Data excerpts:
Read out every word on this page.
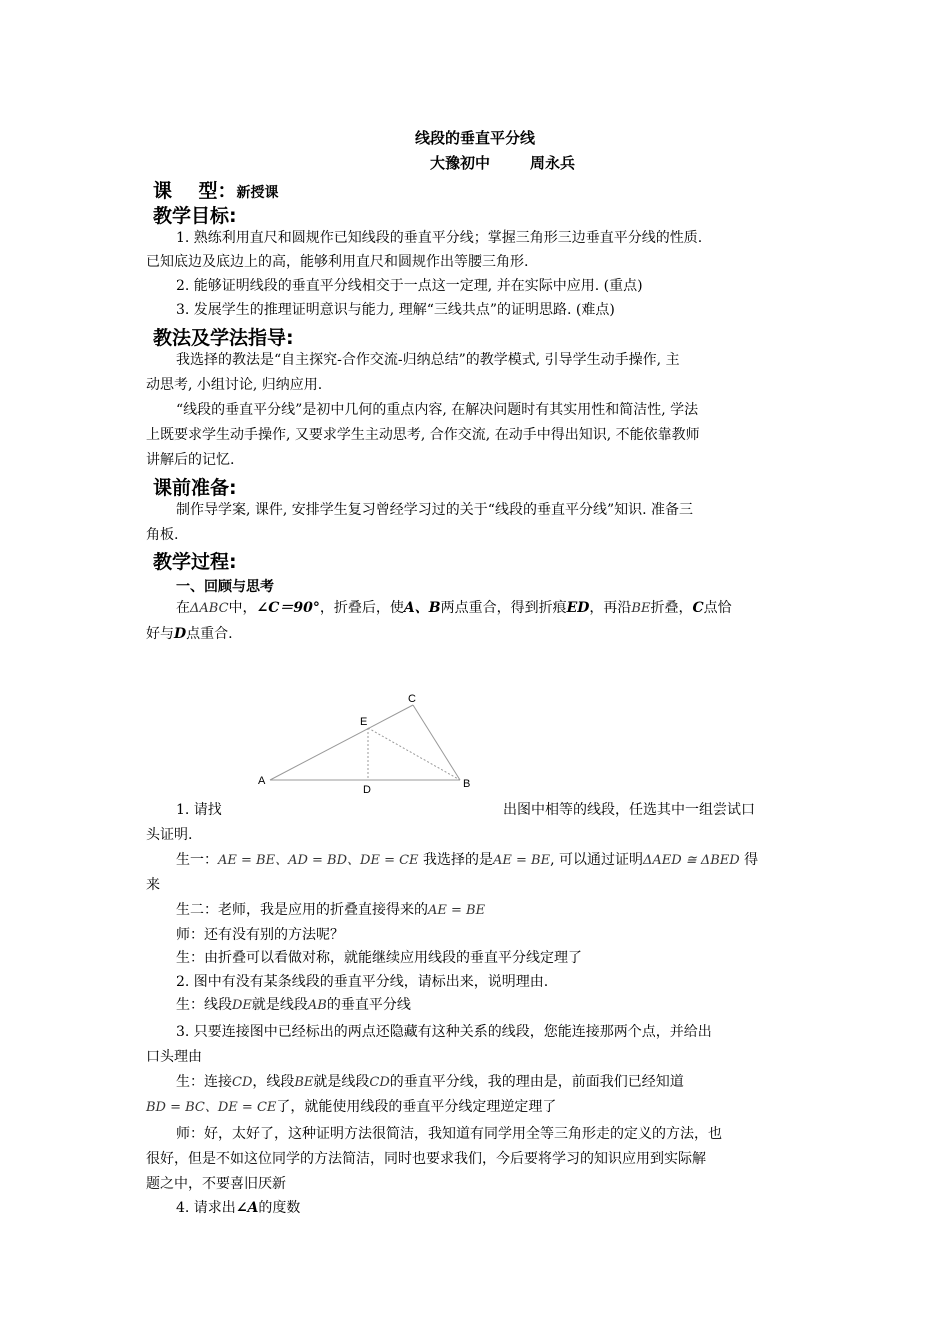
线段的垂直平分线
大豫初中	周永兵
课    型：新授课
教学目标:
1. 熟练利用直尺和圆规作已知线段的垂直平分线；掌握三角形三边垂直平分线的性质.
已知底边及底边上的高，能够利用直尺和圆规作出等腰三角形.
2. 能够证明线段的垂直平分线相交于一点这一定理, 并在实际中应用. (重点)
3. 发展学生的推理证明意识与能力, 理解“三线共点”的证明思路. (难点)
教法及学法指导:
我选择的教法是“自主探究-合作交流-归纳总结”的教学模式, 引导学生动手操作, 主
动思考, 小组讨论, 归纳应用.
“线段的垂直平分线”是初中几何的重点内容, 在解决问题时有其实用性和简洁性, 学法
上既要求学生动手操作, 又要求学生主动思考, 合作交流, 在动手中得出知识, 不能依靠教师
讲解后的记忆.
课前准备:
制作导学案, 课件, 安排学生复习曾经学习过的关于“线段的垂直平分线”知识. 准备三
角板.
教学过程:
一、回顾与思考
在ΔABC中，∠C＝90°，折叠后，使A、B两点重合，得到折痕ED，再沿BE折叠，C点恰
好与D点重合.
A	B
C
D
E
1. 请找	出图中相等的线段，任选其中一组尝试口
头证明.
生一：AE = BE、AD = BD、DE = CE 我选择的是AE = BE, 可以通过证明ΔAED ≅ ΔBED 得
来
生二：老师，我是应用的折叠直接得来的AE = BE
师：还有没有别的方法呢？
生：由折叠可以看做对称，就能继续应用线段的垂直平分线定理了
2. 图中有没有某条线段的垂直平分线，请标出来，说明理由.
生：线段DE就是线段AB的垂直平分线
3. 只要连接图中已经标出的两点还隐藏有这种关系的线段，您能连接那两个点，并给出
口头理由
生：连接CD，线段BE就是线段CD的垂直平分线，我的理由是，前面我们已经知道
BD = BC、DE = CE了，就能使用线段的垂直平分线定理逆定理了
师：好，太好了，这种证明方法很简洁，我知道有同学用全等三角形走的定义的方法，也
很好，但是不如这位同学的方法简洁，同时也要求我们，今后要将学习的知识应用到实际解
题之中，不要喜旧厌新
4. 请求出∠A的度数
* * *
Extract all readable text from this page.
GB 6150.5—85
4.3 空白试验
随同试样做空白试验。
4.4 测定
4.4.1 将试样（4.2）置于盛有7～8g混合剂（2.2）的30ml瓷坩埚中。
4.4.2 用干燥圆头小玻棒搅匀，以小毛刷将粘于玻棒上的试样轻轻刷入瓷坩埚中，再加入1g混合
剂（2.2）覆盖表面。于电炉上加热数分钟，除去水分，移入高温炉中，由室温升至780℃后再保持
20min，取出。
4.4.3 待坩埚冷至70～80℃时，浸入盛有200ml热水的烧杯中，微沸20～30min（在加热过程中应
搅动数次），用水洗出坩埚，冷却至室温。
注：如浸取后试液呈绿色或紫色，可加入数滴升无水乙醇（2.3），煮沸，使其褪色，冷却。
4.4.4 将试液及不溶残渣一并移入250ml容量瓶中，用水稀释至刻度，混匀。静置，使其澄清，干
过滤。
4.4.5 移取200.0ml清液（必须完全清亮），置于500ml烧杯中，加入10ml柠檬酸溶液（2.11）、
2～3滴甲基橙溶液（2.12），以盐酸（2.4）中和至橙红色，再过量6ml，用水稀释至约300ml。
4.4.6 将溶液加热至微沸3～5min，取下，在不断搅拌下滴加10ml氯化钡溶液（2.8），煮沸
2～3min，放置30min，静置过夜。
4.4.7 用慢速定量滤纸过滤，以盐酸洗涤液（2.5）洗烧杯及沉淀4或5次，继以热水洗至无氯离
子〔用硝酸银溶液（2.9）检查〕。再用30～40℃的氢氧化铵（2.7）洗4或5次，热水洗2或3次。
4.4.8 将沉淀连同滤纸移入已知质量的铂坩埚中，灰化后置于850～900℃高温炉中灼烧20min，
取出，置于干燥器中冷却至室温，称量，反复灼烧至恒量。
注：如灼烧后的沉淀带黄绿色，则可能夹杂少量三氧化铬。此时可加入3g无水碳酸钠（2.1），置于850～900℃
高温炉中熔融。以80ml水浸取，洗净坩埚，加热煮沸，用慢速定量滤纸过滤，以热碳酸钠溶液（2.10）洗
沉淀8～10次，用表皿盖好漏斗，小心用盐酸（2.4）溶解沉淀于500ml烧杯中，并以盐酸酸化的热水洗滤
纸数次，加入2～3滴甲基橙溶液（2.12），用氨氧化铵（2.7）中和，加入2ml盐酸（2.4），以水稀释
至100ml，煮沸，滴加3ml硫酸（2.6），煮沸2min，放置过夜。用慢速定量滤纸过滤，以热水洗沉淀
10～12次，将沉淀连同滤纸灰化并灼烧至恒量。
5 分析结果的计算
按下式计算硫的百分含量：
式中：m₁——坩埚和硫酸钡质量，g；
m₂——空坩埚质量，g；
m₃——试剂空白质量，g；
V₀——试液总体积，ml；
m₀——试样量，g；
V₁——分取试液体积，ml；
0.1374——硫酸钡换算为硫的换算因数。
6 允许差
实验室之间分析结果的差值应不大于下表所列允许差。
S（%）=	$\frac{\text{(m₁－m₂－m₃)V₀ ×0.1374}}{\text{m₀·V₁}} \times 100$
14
...
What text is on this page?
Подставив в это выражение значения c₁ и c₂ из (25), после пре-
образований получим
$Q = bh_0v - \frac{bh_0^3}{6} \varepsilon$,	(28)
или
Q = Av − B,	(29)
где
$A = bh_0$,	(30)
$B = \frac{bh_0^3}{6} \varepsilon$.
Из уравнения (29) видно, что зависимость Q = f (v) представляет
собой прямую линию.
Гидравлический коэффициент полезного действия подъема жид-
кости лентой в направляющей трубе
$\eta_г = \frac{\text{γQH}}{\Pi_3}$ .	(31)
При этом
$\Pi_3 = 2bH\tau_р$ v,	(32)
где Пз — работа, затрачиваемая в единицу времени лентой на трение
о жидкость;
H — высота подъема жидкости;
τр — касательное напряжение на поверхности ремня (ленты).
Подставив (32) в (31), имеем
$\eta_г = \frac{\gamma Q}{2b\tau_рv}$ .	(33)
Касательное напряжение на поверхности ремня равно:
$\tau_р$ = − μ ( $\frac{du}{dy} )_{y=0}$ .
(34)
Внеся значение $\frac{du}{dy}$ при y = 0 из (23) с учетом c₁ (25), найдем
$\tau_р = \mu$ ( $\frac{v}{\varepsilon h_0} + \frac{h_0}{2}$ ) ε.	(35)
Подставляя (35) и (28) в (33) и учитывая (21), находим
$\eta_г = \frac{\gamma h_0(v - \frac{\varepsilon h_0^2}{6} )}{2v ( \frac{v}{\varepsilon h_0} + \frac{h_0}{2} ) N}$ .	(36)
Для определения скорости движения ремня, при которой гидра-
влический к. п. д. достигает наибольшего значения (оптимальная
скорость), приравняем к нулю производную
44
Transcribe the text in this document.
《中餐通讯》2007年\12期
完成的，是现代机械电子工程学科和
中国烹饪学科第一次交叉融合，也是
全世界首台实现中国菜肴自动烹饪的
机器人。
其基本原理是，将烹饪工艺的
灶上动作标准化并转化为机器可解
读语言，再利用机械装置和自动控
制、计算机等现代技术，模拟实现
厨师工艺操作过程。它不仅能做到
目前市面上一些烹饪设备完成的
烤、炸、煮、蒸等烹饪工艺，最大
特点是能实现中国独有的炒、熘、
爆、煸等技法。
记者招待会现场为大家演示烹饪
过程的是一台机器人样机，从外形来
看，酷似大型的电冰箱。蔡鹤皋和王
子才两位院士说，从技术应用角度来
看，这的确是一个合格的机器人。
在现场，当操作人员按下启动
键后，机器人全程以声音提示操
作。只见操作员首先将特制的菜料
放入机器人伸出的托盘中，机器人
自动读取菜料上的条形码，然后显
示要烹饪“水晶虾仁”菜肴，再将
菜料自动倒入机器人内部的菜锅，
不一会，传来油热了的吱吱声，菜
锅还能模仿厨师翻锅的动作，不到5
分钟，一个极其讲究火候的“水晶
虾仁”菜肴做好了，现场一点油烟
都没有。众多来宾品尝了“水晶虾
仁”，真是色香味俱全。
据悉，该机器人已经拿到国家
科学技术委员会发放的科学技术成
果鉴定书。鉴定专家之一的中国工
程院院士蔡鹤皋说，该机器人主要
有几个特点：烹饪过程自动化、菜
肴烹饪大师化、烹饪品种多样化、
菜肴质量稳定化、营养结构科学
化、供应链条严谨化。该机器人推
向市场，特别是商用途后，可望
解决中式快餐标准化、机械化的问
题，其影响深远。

Set problem
Lines that include the word "合作交流" are to be extracted from the data above.

Worked answer
我选择的教法是“自主探究-合作交流-归纳总结”的教学模式, 引导学生动手操作, 主
上既要求学生动手操作, 又要求学生主动思考, 合作交流, 在动手中得出知识, 不能依靠教师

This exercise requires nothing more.